Data records
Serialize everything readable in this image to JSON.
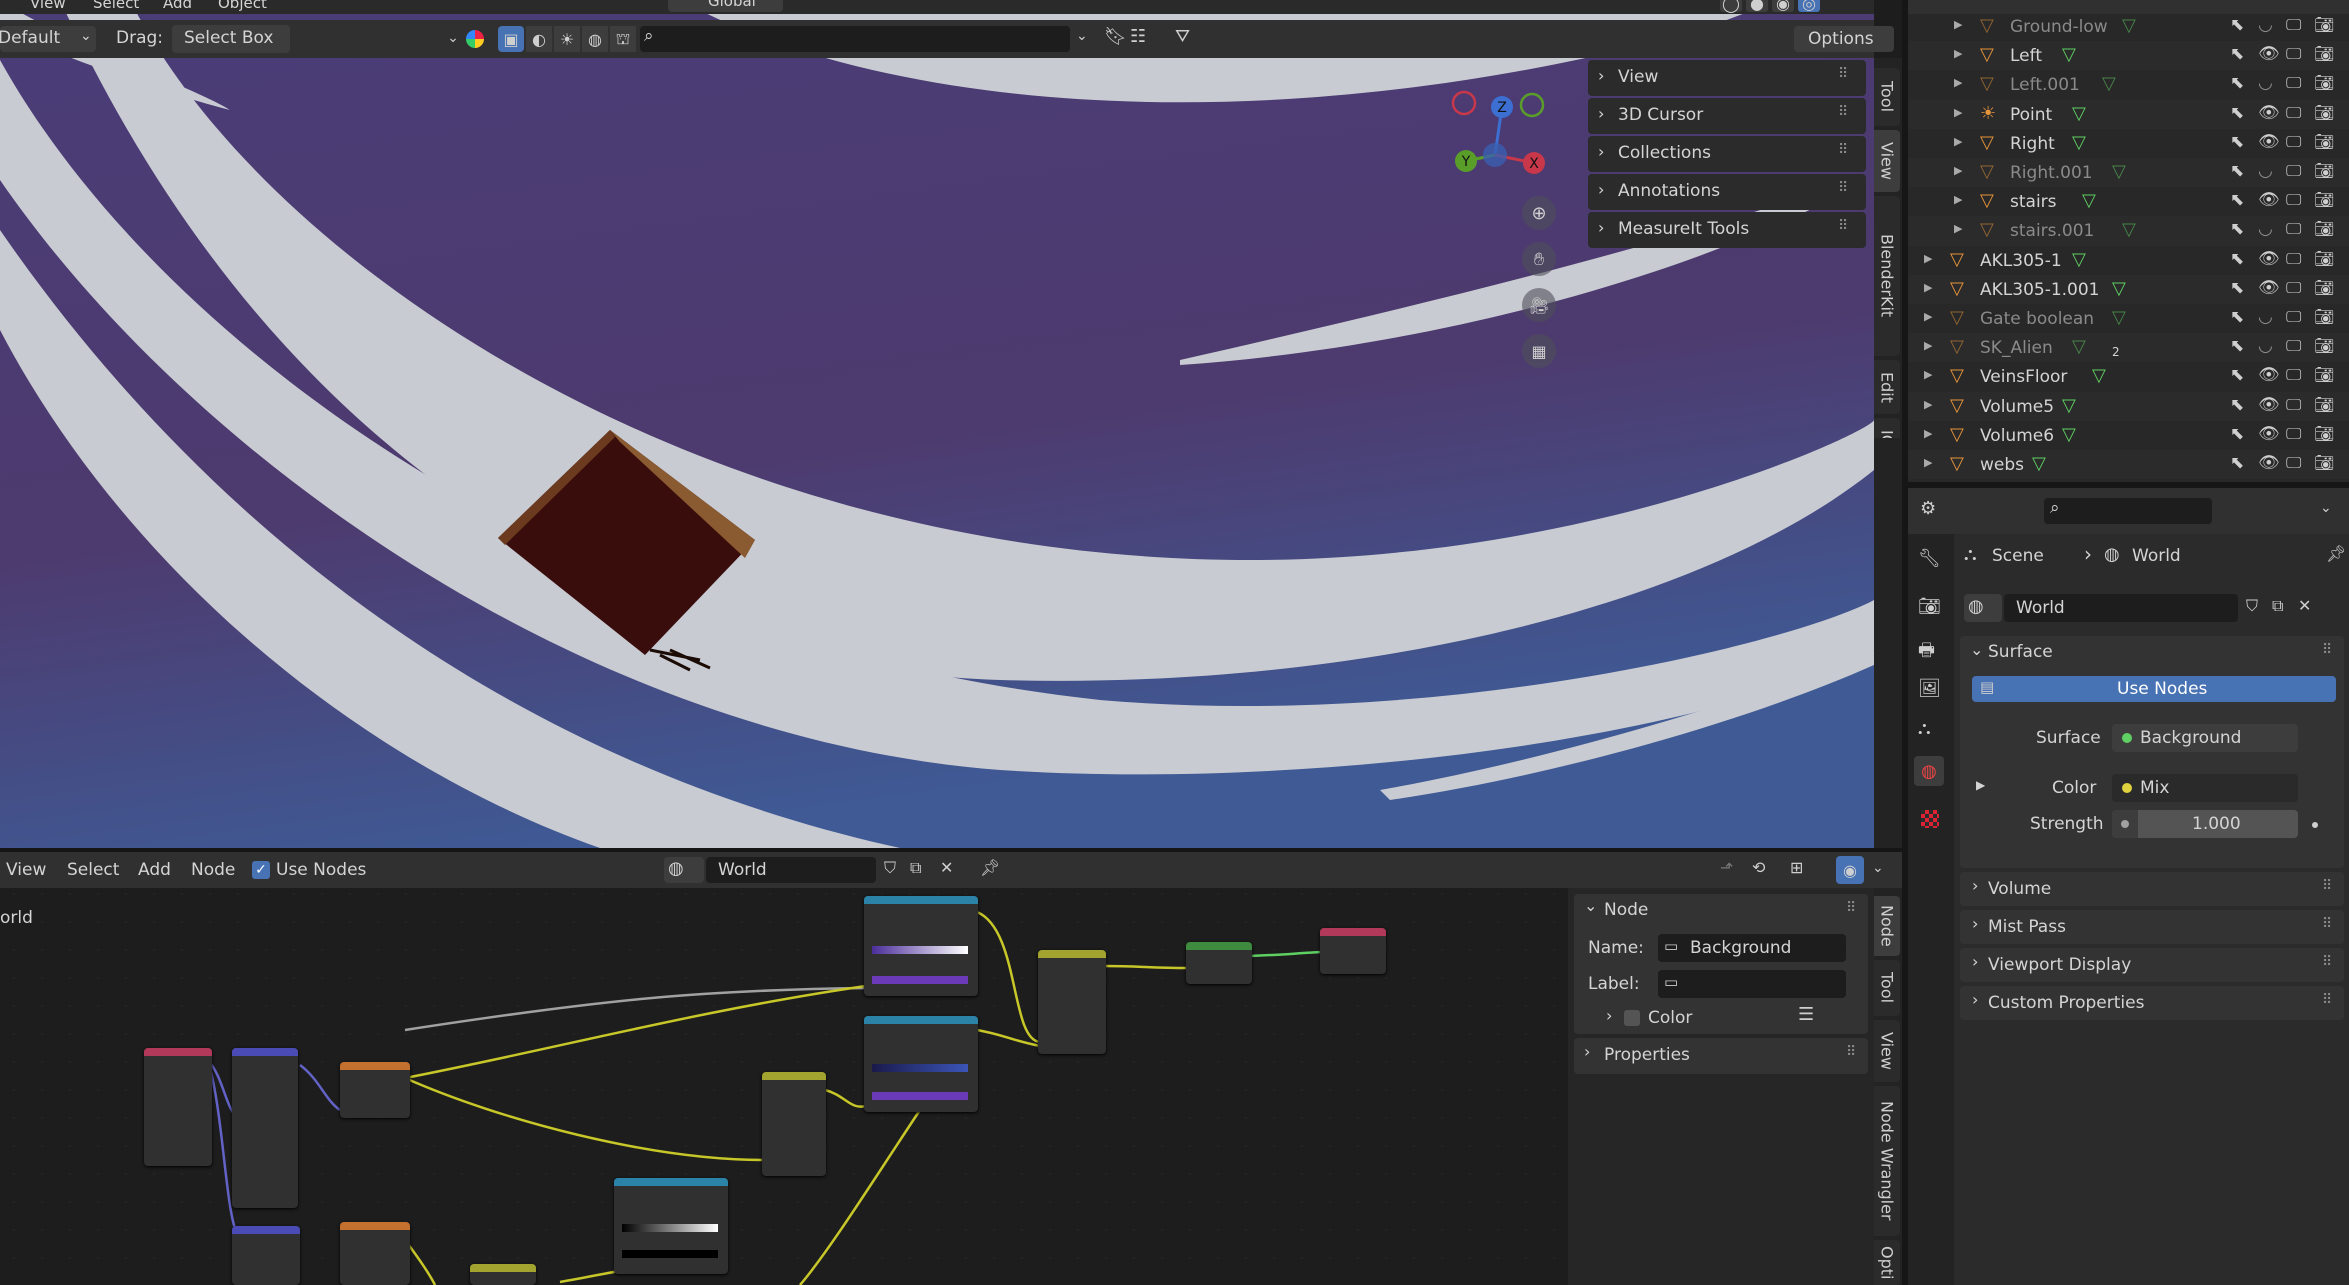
{
  "viewport3d": {
    "header": {
      "mode": "Default",
      "menu": [
        "View",
        "Select",
        "Add",
        "Object"
      ],
      "drag_label": "Drag:",
      "drag_value": "Select Box",
      "transform": "Global",
      "options": "Options"
    },
    "sidebar_panels": [
      "View",
      "3D Cursor",
      "Collections",
      "Annotations",
      "MeasureIt Tools"
    ],
    "sidebar_tabs": [
      "Tool",
      "View",
      "BlenderKit",
      "Edit",
      "ICity"
    ],
    "gizmo": {
      "z": "Z",
      "y": "Y",
      "x": "X"
    }
  },
  "outliner": {
    "nested": [
      {
        "name": "Ground-low",
        "dim": true
      },
      {
        "name": "Left",
        "dim": false
      },
      {
        "name": "Left.001",
        "dim": true
      },
      {
        "name": "Point",
        "dim": false
      },
      {
        "name": "Right",
        "dim": false
      },
      {
        "name": "Right.001",
        "dim": true
      },
      {
        "name": "stairs",
        "dim": false
      },
      {
        "name": "stairs.001",
        "dim": true
      }
    ],
    "top": [
      {
        "name": "AKL305-1",
        "dim": false
      },
      {
        "name": "AKL305-1.001",
        "dim": false
      },
      {
        "name": "Gate boolean",
        "dim": true
      },
      {
        "name": "SK_Alien",
        "dim": true,
        "badge": "2"
      },
      {
        "name": "VeinsFloor",
        "dim": false
      },
      {
        "name": "Volume5",
        "dim": false
      },
      {
        "name": "Volume6",
        "dim": false
      },
      {
        "name": "webs",
        "dim": false
      }
    ]
  },
  "properties": {
    "breadcrumb": {
      "scene": "Scene",
      "world": "World"
    },
    "datablock": "World",
    "surface_panel": "Surface",
    "use_nodes": "Use Nodes",
    "surface_label": "Surface",
    "surface_value": "Background",
    "color_label": "Color",
    "color_value": "Mix",
    "strength_label": "Strength",
    "strength_value": "1.000",
    "collapsed_panels": [
      "Volume",
      "Mist Pass",
      "Viewport Display",
      "Custom Properties"
    ]
  },
  "node_editor": {
    "menu": [
      "View",
      "Select",
      "Add",
      "Node"
    ],
    "use_nodes": "Use Nodes",
    "datablock": "World",
    "world_label": "orld",
    "sidebar": {
      "panel": "Node",
      "name_label": "Name:",
      "name_value": "Background",
      "label_label": "Label:",
      "label_value": "",
      "color_label": "Color",
      "properties": "Properties"
    },
    "tabs": [
      "Node",
      "Tool",
      "View",
      "Node Wrangler",
      "Opti"
    ]
  },
  "colors": {
    "accent_blue": "#4772b3",
    "viewport_purple": "#4b3a72",
    "band_white": "#c9cbd2",
    "mesh_orange": "#e8953a",
    "vertex_green": "#5fcf63"
  }
}
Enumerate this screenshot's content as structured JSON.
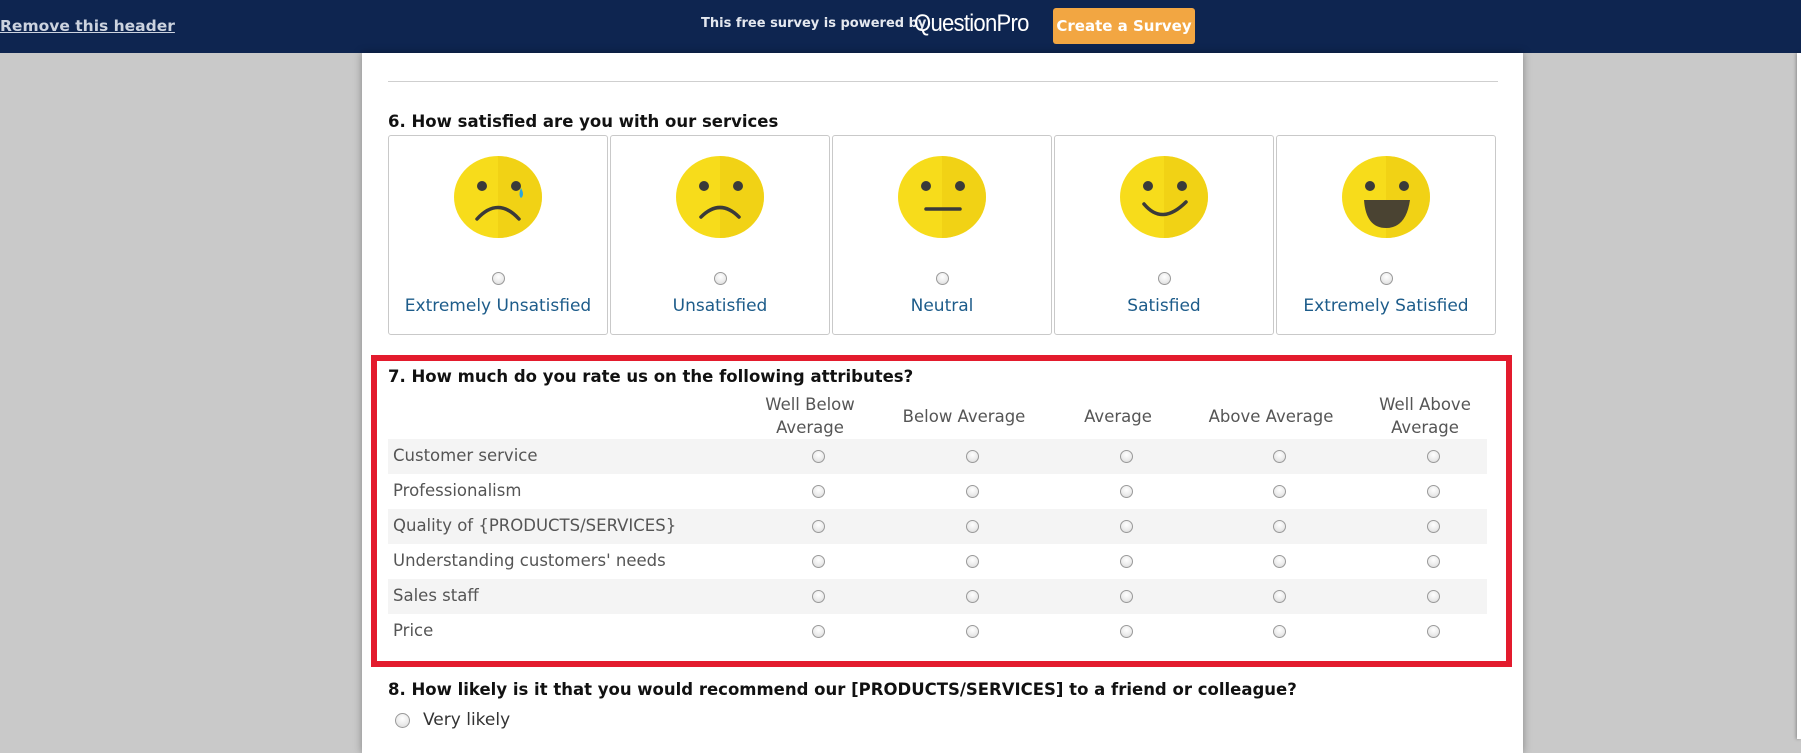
{
  "header": {
    "remove_link": "Remove this header",
    "powered_text": "This free survey is powered by",
    "brand": "QuestionPro",
    "cta_label": "Create a Survey"
  },
  "q6": {
    "title": "6. How satisfied are you with our services",
    "options": [
      {
        "label": "Extremely Unsatisfied",
        "icon": "crying-face-icon"
      },
      {
        "label": "Unsatisfied",
        "icon": "sad-face-icon"
      },
      {
        "label": "Neutral",
        "icon": "neutral-face-icon"
      },
      {
        "label": "Satisfied",
        "icon": "smiling-face-icon"
      },
      {
        "label": "Extremely Satisfied",
        "icon": "laughing-face-icon"
      }
    ]
  },
  "q7": {
    "title": "7. How much do you rate us on the following attributes?",
    "columns": [
      [
        "Well Below",
        "Average"
      ],
      [
        "Below Average"
      ],
      [
        "Average"
      ],
      [
        "Above Average"
      ],
      [
        "Well Above",
        "Average"
      ]
    ],
    "rows": [
      "Customer service",
      "Professionalism",
      "Quality of {PRODUCTS/SERVICES}",
      "Understanding customers' needs",
      "Sales staff",
      "Price"
    ]
  },
  "q8": {
    "title": "8. How likely is it that you would recommend our [PRODUCTS/SERVICES] to a friend or colleague?",
    "first_option": "Very likely"
  },
  "colors": {
    "header_bg": "#0e2550",
    "cta_bg": "#f2a642",
    "highlight_border": "#e31b2d",
    "smiley_label": "#1d5c8a",
    "smiley_face": "#f7dc1b"
  }
}
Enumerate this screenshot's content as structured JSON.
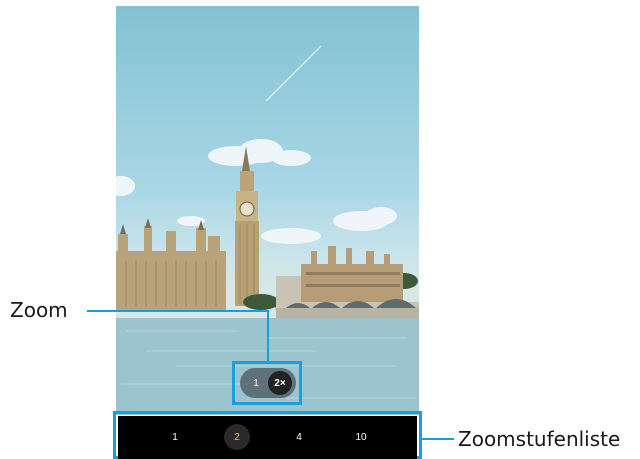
{
  "callouts": {
    "zoom": "Zoom",
    "zoom_levels": "Zoomstufenliste"
  },
  "zoom_control": {
    "options": [
      "1",
      "2×"
    ],
    "selected": "2×"
  },
  "zoom_levels": {
    "items": [
      "1",
      "2",
      "4",
      "10"
    ],
    "selected": "2"
  },
  "colors": {
    "callout_line": "#1a9fd6",
    "selected_level_text": "#f2c14e",
    "levels_bar": "#000000"
  }
}
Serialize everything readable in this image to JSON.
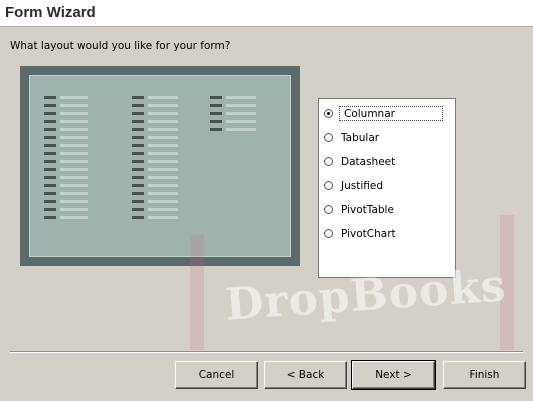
{
  "window": {
    "title": "Form Wizard"
  },
  "question": "What layout would you like for your form?",
  "layout_options": [
    {
      "label": "Columnar",
      "selected": true
    },
    {
      "label": "Tabular",
      "selected": false
    },
    {
      "label": "Datasheet",
      "selected": false
    },
    {
      "label": "Justified",
      "selected": false
    },
    {
      "label": "PivotTable",
      "selected": false
    },
    {
      "label": "PivotChart",
      "selected": false
    }
  ],
  "buttons": {
    "cancel": "Cancel",
    "back": "< Back",
    "next": "Next >",
    "finish": "Finish"
  },
  "watermark": "DropBooks",
  "colors": {
    "dialog_bg": "#d4d0c8",
    "preview_frame": "#5b6b6b",
    "preview_fill": "#9fb3ae"
  }
}
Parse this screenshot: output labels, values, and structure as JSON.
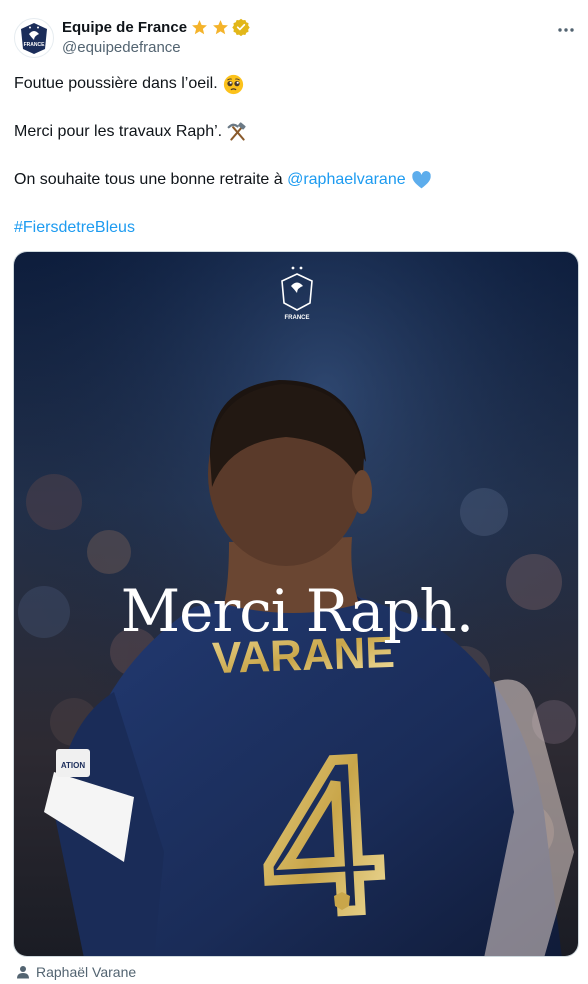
{
  "account": {
    "display_name": "Equipe de France",
    "handle": "@equipedefrance",
    "badges": [
      "star-icon",
      "star-icon",
      "verified-icon"
    ],
    "avatar_text": "FRANCE"
  },
  "tweet": {
    "line1": "Foutue poussière dans l’oeil.",
    "line1_emoji": "pleading-face-emoji",
    "line2": "Merci pour les travaux Raph’.",
    "line2_emoji": "hammer-and-pick-emoji",
    "line3_prefix": "On souhaite tous une bonne retraite à ",
    "line3_mention": "@raphaelvarane",
    "line3_emoji": "blue-heart-emoji",
    "hashtag": "#FiersdetreBleus"
  },
  "media": {
    "logo_text": "FRANCE",
    "headline": "Merci Raph.",
    "jersey_name": "VARANE",
    "jersey_number": "4",
    "armband_text": "ATION"
  },
  "caption": {
    "tagged_person": "Raphaël Varane"
  },
  "colors": {
    "link": "#1d9bf0",
    "secondary_text": "#536471",
    "jersey_blue": "#1b2d5a",
    "gold": "#c9a64a"
  }
}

Goal: Pull out every line containing "PRODUCTS".

Expected answer:
      "Quality of {PRODUCTS/SERVICES}",
    "title": "8. How likely is it that you would recommend our [PRODUCTS/SERVICES] to a friend or colleague?",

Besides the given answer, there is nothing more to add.